■ Prompt: Locate every line in the records below that contains the word "xlabel", and copy each one.

■ Record excerpts:
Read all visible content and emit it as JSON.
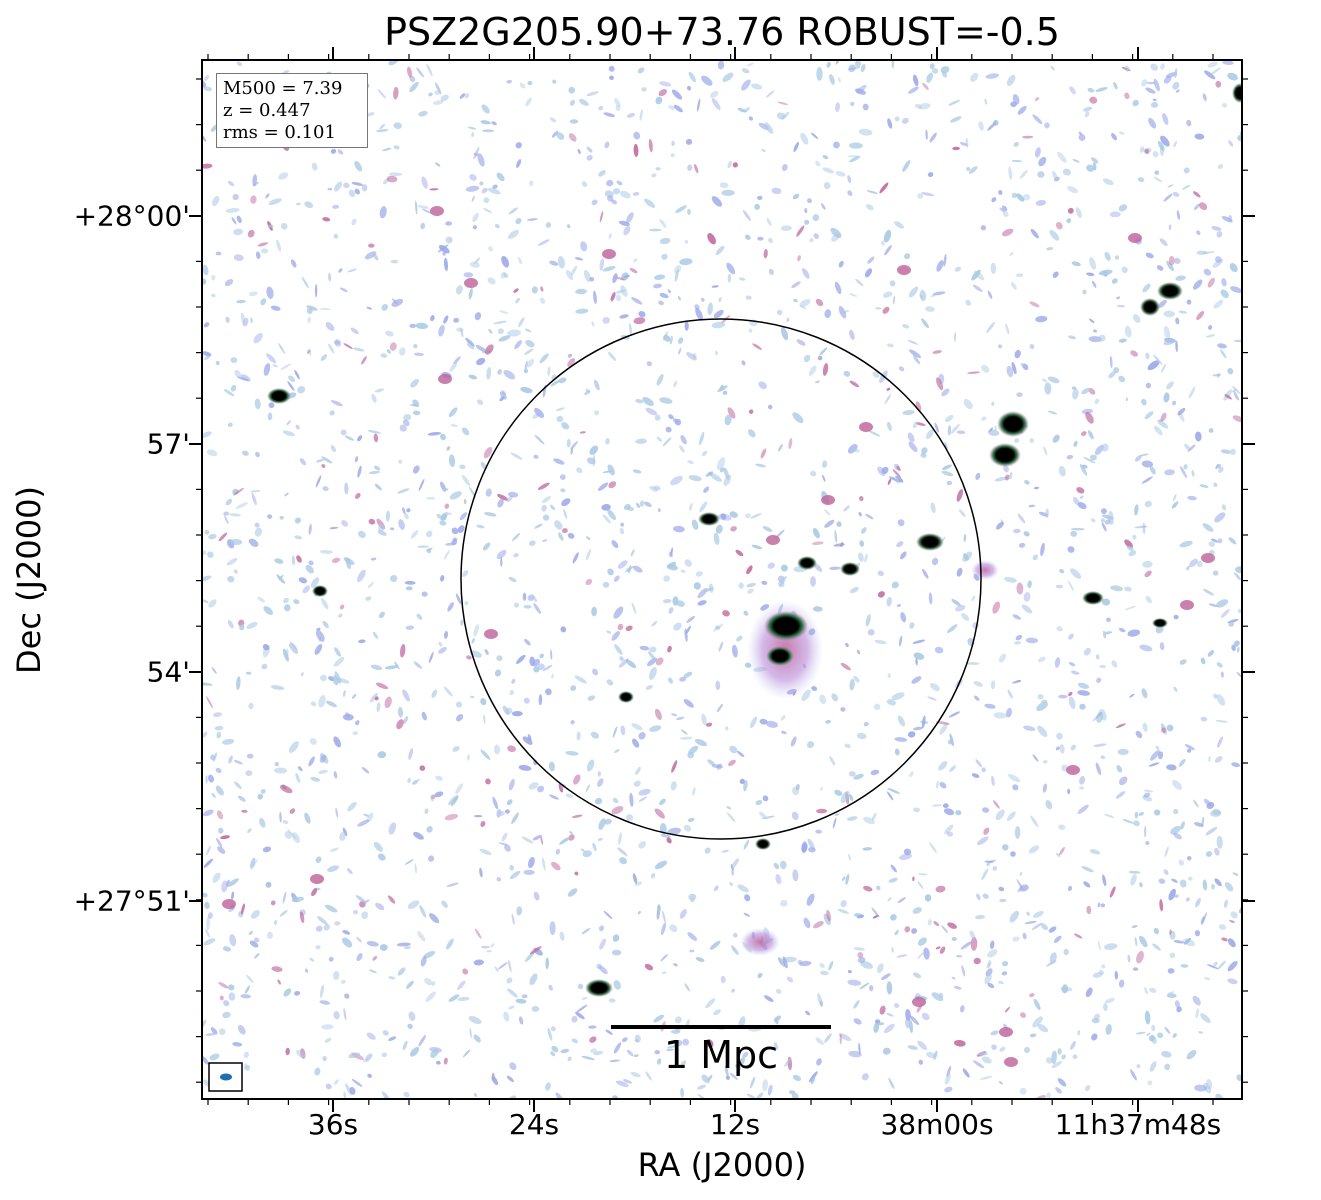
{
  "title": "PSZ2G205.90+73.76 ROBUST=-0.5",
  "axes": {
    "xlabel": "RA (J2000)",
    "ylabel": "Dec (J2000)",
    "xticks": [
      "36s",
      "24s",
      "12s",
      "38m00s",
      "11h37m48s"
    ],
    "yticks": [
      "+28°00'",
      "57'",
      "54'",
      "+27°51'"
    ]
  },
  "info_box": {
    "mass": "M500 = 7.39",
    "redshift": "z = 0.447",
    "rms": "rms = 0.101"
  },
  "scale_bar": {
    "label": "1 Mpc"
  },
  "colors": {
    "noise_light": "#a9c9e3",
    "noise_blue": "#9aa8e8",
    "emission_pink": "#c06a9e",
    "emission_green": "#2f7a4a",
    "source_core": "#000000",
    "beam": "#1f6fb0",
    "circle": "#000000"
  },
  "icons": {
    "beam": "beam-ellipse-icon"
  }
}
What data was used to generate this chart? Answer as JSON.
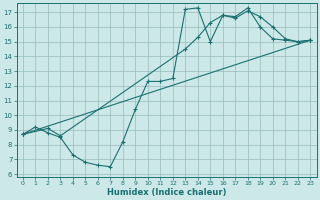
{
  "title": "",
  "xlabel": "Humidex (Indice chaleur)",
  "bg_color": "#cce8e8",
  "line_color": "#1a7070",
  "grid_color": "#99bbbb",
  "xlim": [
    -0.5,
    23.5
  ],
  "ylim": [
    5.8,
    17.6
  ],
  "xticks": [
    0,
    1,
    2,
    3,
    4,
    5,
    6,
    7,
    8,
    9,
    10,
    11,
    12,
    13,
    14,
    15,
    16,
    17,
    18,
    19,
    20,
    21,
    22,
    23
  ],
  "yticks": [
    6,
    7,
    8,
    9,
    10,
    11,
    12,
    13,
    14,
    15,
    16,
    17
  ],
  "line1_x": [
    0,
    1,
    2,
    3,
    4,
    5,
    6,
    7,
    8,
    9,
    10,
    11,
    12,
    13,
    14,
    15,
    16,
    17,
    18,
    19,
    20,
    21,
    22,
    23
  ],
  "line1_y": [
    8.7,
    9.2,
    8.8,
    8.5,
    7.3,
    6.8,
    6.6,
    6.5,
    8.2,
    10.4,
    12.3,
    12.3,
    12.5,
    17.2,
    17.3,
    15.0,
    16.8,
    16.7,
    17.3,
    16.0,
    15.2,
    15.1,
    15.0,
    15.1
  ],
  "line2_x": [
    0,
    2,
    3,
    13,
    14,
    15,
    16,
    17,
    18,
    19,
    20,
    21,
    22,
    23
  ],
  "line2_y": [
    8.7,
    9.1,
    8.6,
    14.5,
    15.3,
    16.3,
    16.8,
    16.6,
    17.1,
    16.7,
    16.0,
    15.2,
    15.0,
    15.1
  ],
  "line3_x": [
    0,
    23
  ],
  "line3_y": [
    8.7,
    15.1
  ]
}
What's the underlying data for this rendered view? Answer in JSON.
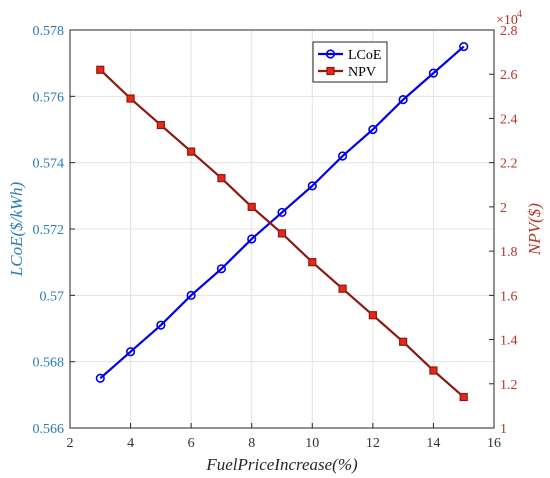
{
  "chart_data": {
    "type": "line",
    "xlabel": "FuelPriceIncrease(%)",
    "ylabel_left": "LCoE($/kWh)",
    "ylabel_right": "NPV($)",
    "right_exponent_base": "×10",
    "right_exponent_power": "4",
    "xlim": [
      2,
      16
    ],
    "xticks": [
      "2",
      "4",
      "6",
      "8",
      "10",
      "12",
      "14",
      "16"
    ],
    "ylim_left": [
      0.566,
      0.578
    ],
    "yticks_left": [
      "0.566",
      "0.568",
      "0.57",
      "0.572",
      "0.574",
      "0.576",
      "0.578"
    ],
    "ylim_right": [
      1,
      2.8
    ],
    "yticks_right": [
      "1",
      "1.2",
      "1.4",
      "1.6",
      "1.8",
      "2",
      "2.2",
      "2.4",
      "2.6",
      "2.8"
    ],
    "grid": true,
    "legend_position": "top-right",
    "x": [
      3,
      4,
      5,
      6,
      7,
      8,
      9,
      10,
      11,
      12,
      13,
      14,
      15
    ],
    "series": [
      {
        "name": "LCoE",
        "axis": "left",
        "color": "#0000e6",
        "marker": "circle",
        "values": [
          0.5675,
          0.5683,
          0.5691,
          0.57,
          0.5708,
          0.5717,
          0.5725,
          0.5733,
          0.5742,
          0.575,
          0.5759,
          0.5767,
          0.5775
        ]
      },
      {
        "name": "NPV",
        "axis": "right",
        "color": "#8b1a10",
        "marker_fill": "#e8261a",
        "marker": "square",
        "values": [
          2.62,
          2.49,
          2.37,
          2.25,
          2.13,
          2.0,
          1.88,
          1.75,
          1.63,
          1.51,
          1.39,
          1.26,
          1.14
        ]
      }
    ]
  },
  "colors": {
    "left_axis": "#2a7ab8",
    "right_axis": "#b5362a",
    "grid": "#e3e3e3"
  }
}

--

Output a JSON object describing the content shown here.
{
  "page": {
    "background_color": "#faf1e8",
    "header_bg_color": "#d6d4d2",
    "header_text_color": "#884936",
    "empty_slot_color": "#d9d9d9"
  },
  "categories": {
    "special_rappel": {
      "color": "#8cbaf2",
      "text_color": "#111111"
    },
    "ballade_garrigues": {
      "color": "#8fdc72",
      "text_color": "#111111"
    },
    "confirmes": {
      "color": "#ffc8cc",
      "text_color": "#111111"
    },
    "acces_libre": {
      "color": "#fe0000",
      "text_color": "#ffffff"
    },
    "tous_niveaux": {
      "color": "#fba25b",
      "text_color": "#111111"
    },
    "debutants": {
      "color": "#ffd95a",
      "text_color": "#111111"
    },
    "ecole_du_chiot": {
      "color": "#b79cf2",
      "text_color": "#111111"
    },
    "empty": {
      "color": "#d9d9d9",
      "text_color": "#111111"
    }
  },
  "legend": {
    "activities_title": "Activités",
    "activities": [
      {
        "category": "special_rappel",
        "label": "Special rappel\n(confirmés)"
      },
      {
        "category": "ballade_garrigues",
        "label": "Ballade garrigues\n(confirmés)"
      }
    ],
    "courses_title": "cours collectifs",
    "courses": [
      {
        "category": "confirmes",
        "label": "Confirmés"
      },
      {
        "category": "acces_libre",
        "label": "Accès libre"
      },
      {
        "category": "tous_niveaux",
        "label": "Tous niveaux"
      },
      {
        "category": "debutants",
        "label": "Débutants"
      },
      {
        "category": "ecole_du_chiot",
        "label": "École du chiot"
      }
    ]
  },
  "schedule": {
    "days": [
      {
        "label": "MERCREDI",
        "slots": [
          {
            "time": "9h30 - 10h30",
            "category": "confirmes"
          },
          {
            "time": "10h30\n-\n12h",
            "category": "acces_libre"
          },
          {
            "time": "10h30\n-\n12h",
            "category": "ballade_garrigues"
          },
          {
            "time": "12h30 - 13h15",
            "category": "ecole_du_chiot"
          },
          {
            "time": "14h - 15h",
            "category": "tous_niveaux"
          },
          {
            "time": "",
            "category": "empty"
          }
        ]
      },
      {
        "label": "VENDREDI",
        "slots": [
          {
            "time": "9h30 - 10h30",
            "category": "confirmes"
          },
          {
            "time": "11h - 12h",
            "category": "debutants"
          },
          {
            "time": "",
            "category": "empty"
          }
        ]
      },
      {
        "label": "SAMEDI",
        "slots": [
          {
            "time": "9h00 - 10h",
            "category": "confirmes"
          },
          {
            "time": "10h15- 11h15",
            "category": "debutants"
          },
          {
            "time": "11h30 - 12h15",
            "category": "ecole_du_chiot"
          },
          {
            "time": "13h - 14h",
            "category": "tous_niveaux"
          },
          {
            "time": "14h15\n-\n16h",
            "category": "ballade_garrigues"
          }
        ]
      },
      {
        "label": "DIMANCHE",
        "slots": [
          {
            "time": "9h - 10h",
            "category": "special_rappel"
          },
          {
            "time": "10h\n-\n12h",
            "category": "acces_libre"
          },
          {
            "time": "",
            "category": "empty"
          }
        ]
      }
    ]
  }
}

■ Expected output:
    "xlabel": "RA (J2000)",
  "xlabel": "Humidex (Indice chaleur)",
    "xlabel": "FuelPriceIncrease(%)",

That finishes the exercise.